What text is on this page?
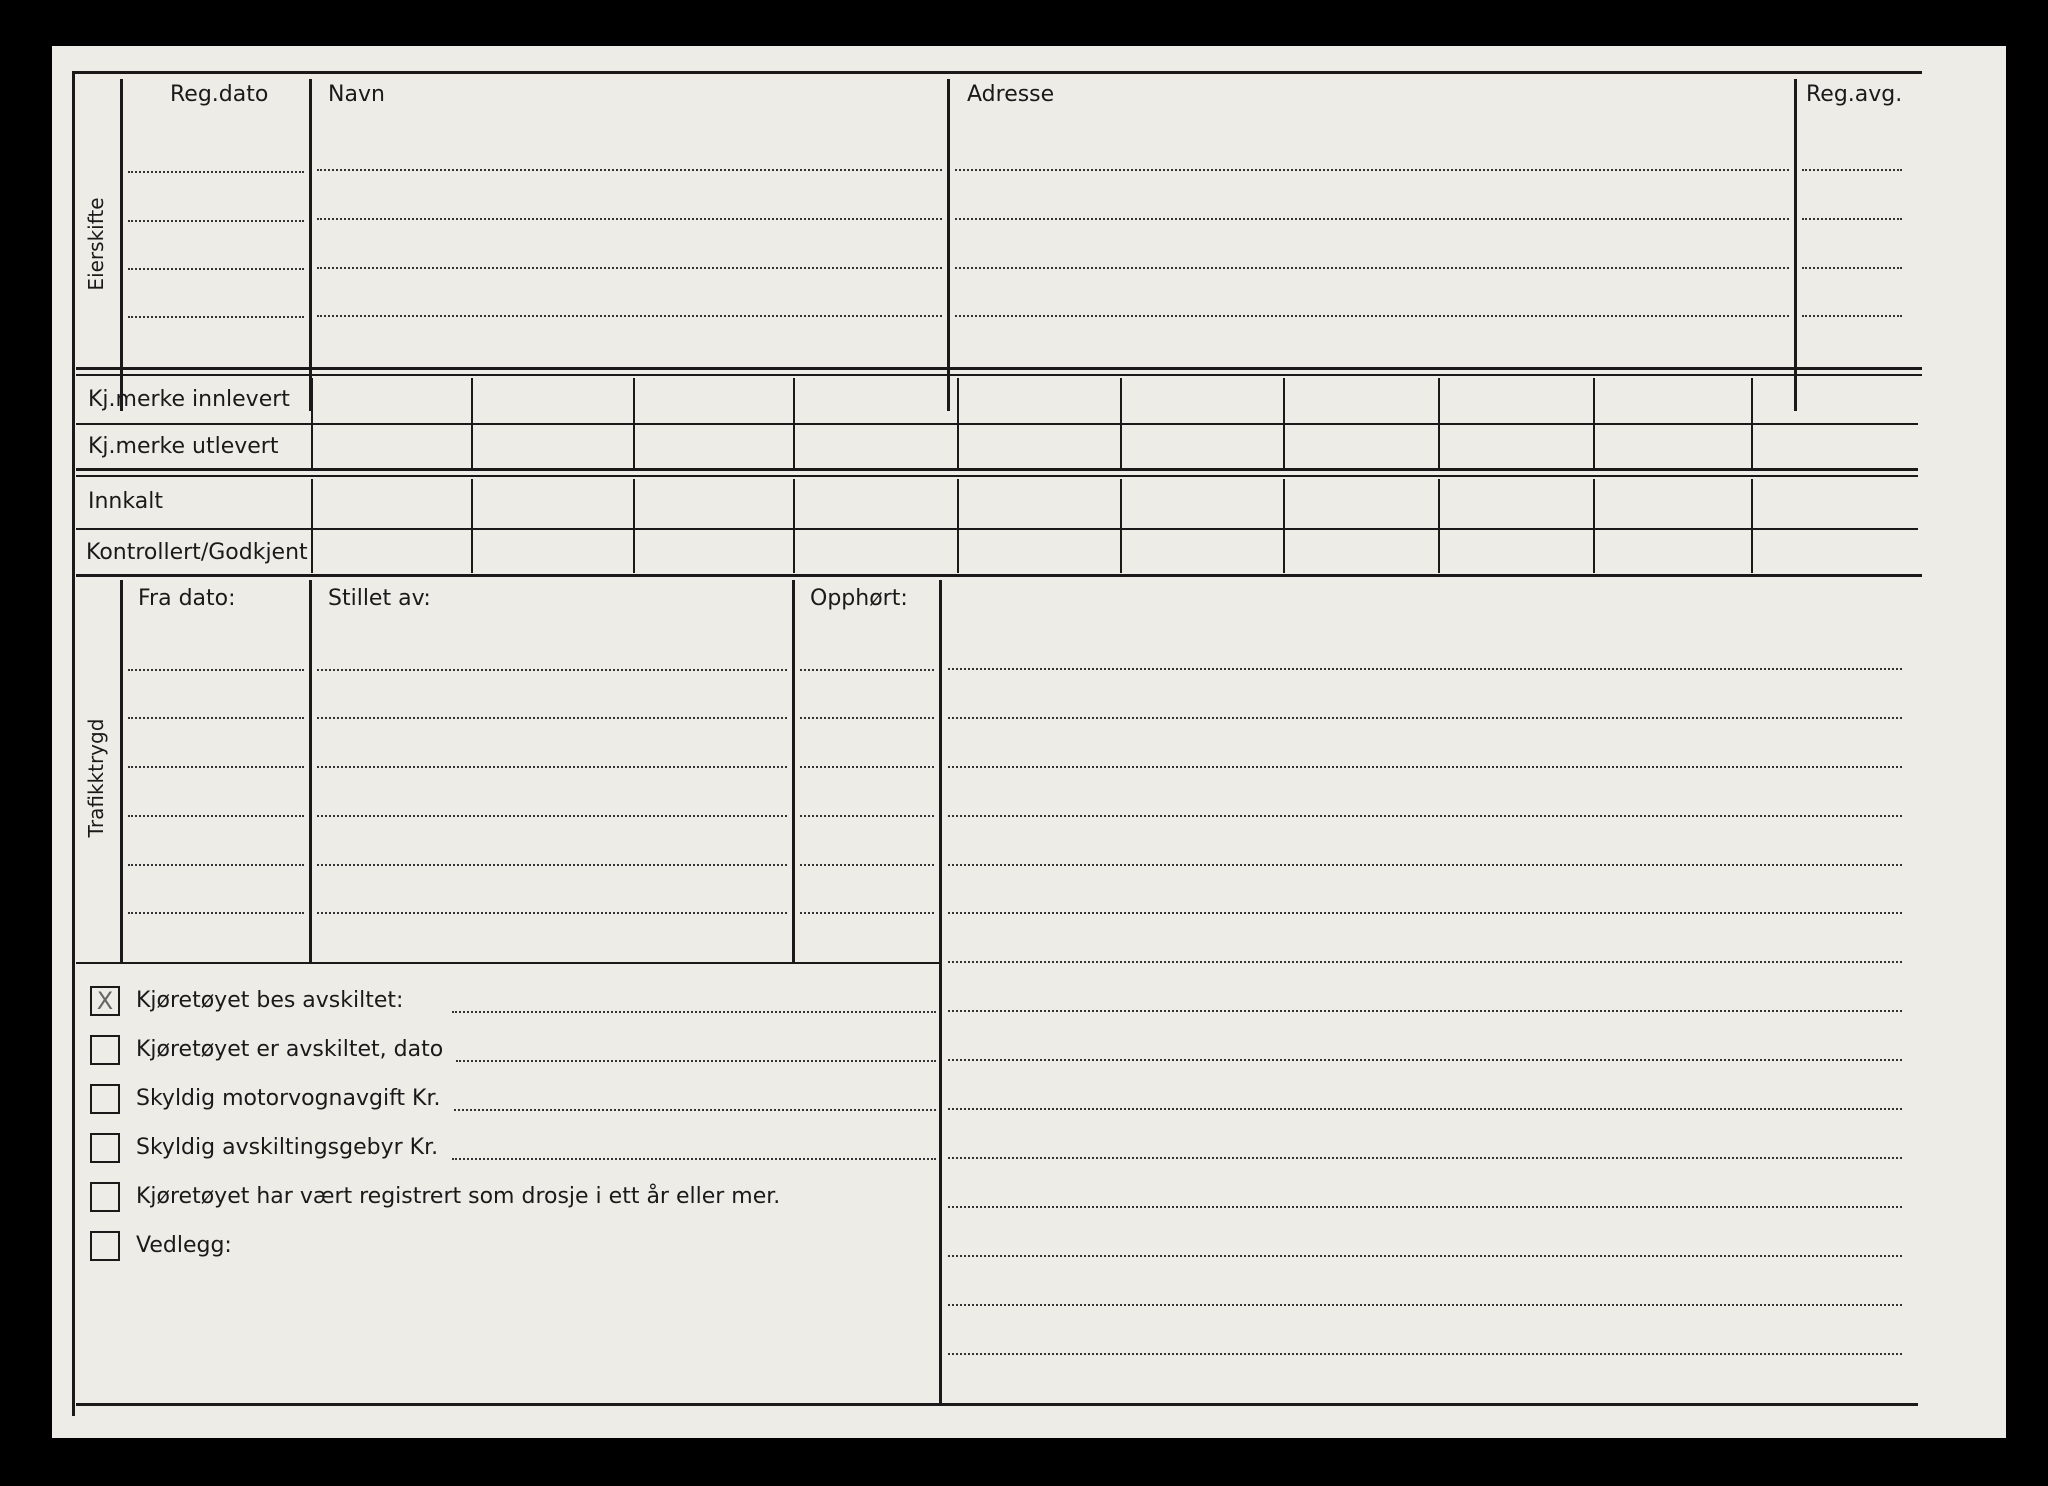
Eierskifte
Reg.dato	Navn	Adresse	Reg.avg.
Kj.merke innlevert
Kj.merke utlevert
Innkalt
Kontrollert/Godkjent
Trafikktrygd
Fra dato:	Stillet av:	Opphørt:
X	Kjøretøyet bes avskiltet:
Kjøretøyet er avskiltet, dato
Skyldig motorvognavgift Kr.
Skyldig avskiltingsgebyr Kr.
Kjøretøyet har vært registrert som drosje i ett år eller mer.
Vedlegg:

- - - - -

= WHAT NEEDS TO BE DONE =
Exclude the pictures. Write out the remaining data exactly.

= SOLUTION TO THE PROBLEM =
What text is on this page?
Eierskifte
Reg.dato	Navn	Adresse	Reg.avg.
Kj.merke innlevert
Kj.merke utlevert
Innkalt
Kontrollert/Godkjent
Trafikktrygd
Fra dato:	Stillet av:	Opphørt:
X	Kjøretøyet bes avskiltet:
Kjøretøyet er avskiltet, dato
Skyldig motorvognavgift Kr.
Skyldig avskiltingsgebyr Kr.
Kjøretøyet har vært registrert som drosje i ett år eller mer.
Vedlegg:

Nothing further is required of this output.